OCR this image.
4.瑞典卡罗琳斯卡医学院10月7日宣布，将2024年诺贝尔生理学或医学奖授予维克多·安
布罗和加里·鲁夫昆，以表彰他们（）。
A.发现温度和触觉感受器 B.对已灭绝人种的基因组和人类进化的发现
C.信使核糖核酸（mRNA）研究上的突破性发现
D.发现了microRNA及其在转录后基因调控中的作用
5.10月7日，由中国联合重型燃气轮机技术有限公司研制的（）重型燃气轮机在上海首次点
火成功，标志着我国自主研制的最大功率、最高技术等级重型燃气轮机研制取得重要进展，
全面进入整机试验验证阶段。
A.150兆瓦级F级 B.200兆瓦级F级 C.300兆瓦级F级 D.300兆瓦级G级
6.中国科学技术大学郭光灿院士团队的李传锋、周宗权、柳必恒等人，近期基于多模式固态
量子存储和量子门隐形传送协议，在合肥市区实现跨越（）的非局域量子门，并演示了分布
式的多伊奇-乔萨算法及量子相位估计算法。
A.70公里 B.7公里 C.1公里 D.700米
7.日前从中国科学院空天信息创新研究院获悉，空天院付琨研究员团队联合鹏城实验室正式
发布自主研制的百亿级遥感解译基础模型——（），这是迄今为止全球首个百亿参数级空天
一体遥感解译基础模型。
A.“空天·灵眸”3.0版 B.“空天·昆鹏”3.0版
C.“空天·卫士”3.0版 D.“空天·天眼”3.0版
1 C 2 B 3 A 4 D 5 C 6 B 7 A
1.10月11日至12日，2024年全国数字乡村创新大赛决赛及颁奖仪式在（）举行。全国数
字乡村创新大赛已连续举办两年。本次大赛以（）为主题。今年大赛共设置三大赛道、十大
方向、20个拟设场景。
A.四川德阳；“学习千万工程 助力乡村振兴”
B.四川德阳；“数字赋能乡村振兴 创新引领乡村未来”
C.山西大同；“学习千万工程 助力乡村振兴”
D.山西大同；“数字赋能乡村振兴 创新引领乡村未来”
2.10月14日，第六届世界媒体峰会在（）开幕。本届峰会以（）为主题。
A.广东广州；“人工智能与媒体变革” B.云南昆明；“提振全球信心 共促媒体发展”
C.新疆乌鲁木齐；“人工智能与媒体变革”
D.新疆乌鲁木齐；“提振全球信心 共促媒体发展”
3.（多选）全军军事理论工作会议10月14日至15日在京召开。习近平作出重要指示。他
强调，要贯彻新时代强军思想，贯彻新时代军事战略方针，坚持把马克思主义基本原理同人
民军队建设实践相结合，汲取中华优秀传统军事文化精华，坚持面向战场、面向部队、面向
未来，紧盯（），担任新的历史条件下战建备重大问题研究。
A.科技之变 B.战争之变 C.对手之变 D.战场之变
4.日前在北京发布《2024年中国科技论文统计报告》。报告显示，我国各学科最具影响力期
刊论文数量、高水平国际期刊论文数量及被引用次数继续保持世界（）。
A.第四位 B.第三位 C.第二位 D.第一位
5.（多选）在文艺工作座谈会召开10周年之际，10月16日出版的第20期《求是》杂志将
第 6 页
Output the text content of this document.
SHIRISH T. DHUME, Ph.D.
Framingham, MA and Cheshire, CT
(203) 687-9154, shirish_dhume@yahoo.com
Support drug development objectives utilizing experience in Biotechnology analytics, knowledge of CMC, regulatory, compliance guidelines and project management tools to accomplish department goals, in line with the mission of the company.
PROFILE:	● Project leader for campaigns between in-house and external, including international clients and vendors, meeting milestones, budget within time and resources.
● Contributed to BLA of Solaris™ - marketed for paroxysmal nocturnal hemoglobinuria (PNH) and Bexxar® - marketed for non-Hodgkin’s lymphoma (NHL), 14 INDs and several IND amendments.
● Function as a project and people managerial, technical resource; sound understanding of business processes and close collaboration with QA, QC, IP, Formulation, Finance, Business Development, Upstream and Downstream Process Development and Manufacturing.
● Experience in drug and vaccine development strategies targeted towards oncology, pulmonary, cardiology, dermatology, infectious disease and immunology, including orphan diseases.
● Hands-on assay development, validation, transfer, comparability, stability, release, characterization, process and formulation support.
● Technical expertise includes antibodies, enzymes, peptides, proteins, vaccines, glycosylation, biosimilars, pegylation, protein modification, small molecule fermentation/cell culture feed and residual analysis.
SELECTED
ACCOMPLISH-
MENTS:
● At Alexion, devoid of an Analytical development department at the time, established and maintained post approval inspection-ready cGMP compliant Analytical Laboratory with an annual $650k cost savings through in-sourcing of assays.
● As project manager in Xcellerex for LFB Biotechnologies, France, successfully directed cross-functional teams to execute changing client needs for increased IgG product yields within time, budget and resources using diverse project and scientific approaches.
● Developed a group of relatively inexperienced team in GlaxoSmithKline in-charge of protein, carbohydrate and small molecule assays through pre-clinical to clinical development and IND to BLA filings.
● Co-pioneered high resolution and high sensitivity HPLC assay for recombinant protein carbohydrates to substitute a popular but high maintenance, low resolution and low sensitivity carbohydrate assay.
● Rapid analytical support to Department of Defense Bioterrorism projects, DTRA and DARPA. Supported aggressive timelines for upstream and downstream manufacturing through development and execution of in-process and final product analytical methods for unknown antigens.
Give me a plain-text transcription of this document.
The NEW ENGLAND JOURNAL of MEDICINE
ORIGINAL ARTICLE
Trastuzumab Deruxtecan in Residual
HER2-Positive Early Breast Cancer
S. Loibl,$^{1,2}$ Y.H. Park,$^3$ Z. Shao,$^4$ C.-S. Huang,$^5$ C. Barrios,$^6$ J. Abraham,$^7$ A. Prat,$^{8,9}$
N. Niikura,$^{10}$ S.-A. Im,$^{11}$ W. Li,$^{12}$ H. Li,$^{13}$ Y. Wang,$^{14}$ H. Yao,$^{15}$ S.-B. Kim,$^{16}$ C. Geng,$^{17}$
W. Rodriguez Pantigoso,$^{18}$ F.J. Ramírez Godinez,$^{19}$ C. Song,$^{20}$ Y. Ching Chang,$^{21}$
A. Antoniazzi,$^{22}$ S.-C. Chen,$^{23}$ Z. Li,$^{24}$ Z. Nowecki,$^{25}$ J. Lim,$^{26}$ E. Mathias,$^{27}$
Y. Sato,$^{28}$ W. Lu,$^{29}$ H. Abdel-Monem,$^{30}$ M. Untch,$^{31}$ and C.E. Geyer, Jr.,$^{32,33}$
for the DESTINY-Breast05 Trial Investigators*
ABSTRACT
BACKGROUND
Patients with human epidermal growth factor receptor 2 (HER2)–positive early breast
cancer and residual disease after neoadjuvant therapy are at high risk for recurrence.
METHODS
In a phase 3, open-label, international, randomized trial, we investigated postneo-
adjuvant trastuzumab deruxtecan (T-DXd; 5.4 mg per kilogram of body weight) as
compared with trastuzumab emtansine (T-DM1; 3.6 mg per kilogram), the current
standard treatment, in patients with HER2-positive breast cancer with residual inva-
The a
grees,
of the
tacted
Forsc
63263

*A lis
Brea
· · · · ·
Task to carry out:
Type out the records again exactly, line for line.

Solution to this problem:
OCR this image.
4.瑞典卡罗琳斯卡医学院10月7日宣布，将2024年诺贝尔生理学或医学奖授予维克多·安
布罗和加里·鲁夫昆，以表彰他们（）。
A.发现温度和触觉感受器 B.对已灭绝人种的基因组和人类进化的发现
C.信使核糖核酸（mRNA）研究上的突破性发现
D.发现了microRNA及其在转录后基因调控中的作用
5.10月7日，由中国联合重型燃气轮机技术有限公司研制的（）重型燃气轮机在上海首次点
火成功，标志着我国自主研制的最大功率、最高技术等级重型燃气轮机研制取得重要进展，
全面进入整机试验验证阶段。
A.150兆瓦级F级 B.200兆瓦级F级 C.300兆瓦级F级 D.300兆瓦级G级
6.中国科学技术大学郭光灿院士团队的李传锋、周宗权、柳必恒等人，近期基于多模式固态
量子存储和量子门隐形传送协议，在合肥市区实现跨越（）的非局域量子门，并演示了分布
式的多伊奇-乔萨算法及量子相位估计算法。
A.70公里 B.7公里 C.1公里 D.700米
7.日前从中国科学院空天信息创新研究院获悉，空天院付琨研究员团队联合鹏城实验室正式
发布自主研制的百亿级遥感解译基础模型——（），这是迄今为止全球首个百亿参数级空天
一体遥感解译基础模型。
A.“空天·灵眸”3.0版 B.“空天·昆鹏”3.0版
C.“空天·卫士”3.0版 D.“空天·天眼”3.0版
1 C 2 B 3 A 4 D 5 C 6 B 7 A
1.10月11日至12日，2024年全国数字乡村创新大赛决赛及颁奖仪式在（）举行。全国数
字乡村创新大赛已连续举办两年。本次大赛以（）为主题。今年大赛共设置三大赛道、十大
方向、20个拟设场景。
A.四川德阳；“学习千万工程 助力乡村振兴”
B.四川德阳；“数字赋能乡村振兴 创新引领乡村未来”
C.山西大同；“学习千万工程 助力乡村振兴”
D.山西大同；“数字赋能乡村振兴 创新引领乡村未来”
2.10月14日，第六届世界媒体峰会在（）开幕。本届峰会以（）为主题。
A.广东广州；“人工智能与媒体变革” B.云南昆明；“提振全球信心 共促媒体发展”
C.新疆乌鲁木齐；“人工智能与媒体变革”
D.新疆乌鲁木齐；“提振全球信心 共促媒体发展”
3.（多选）全军军事理论工作会议10月14日至15日在京召开。习近平作出重要指示。他
强调，要贯彻新时代强军思想，贯彻新时代军事战略方针，坚持把马克思主义基本原理同人
民军队建设实践相结合，汲取中华优秀传统军事文化精华，坚持面向战场、面向部队、面向
未来，紧盯（），担任新的历史条件下战建备重大问题研究。
A.科技之变 B.战争之变 C.对手之变 D.战场之变
4.日前在北京发布《2024年中国科技论文统计报告》。报告显示，我国各学科最具影响力期
刊论文数量、高水平国际期刊论文数量及被引用次数继续保持世界（）。
A.第四位 B.第三位 C.第二位 D.第一位
5.（多选）在文艺工作座谈会召开10周年之际，10月16日出版的第20期《求是》杂志将
第 6 页
Output the text content of this document.
SHIRISH T. DHUME, Ph.D.
Framingham, MA and Cheshire, CT
(203) 687-9154, shirish_dhume@yahoo.com
Support drug development objectives utilizing experience in Biotechnology analytics, knowledge of CMC, regulatory, compliance guidelines and project management tools to accomplish department goals, in line with the mission of the company.
PROFILE:	● Project leader for campaigns between in-house and external, including international clients and vendors, meeting milestones, budget within time and resources.
● Contributed to BLA of Solaris™ - marketed for paroxysmal nocturnal hemoglobinuria (PNH) and Bexxar® - marketed for non-Hodgkin’s lymphoma (NHL), 14 INDs and several IND amendments.
● Function as a project and people managerial, technical resource; sound understanding of business processes and close collaboration with QA, QC, IP, Formulation, Finance, Business Development, Upstream and Downstream Process Development and Manufacturing.
● Experience in drug and vaccine development strategies targeted towards oncology, pulmonary, cardiology, dermatology, infectious disease and immunology, including orphan diseases.
● Hands-on assay development, validation, transfer, comparability, stability, release, characterization, process and formulation support.
● Technical expertise includes antibodies, enzymes, peptides, proteins, vaccines, glycosylation, biosimilars, pegylation, protein modification, small molecule fermentation/cell culture feed and residual analysis.
SELECTED
ACCOMPLISH-
MENTS:
● At Alexion, devoid of an Analytical development department at the time, established and maintained post approval inspection-ready cGMP compliant Analytical Laboratory with an annual $650k cost savings through in-sourcing of assays.
● As project manager in Xcellerex for LFB Biotechnologies, France, successfully directed cross-functional teams to execute changing client needs for increased IgG product yields within time, budget and resources using diverse project and scientific approaches.
● Developed a group of relatively inexperienced team in GlaxoSmithKline in-charge of protein, carbohydrate and small molecule assays through pre-clinical to clinical development and IND to BLA filings.
● Co-pioneered high resolution and high sensitivity HPLC assay for recombinant protein carbohydrates to substitute a popular but high maintenance, low resolution and low sensitivity carbohydrate assay.
● Rapid analytical support to Department of Defense Bioterrorism projects, DTRA and DARPA. Supported aggressive timelines for upstream and downstream manufacturing through development and execution of in-process and final product analytical methods for unknown antigens.
Give me a plain-text transcription of this document.
The NEW ENGLAND JOURNAL of MEDICINE
ORIGINAL ARTICLE
Trastuzumab Deruxtecan in Residual
HER2-Positive Early Breast Cancer
S. Loibl,$^{1,2}$ Y.H. Park,$^3$ Z. Shao,$^4$ C.-S. Huang,$^5$ C. Barrios,$^6$ J. Abraham,$^7$ A. Prat,$^{8,9}$
N. Niikura,$^{10}$ S.-A. Im,$^{11}$ W. Li,$^{12}$ H. Li,$^{13}$ Y. Wang,$^{14}$ H. Yao,$^{15}$ S.-B. Kim,$^{16}$ C. Geng,$^{17}$
W. Rodriguez Pantigoso,$^{18}$ F.J. Ramírez Godinez,$^{19}$ C. Song,$^{20}$ Y. Ching Chang,$^{21}$
A. Antoniazzi,$^{22}$ S.-C. Chen,$^{23}$ Z. Li,$^{24}$ Z. Nowecki,$^{25}$ J. Lim,$^{26}$ E. Mathias,$^{27}$
Y. Sato,$^{28}$ W. Lu,$^{29}$ H. Abdel-Monem,$^{30}$ M. Untch,$^{31}$ and C.E. Geyer, Jr.,$^{32,33}$
for the DESTINY-Breast05 Trial Investigators*
ABSTRACT
BACKGROUND
Patients with human epidermal growth factor receptor 2 (HER2)–positive early breast
cancer and residual disease after neoadjuvant therapy are at high risk for recurrence.
METHODS
In a phase 3, open-label, international, randomized trial, we investigated postneo-
adjuvant trastuzumab deruxtecan (T-DXd; 5.4 mg per kilogram of body weight) as
compared with trastuzumab emtansine (T-DM1; 3.6 mg per kilogram), the current
standard treatment, in patients with HER2-positive breast cancer with residual inva-
The a
grees,
of the
tacted
Forsc
63263

*A lis
Brea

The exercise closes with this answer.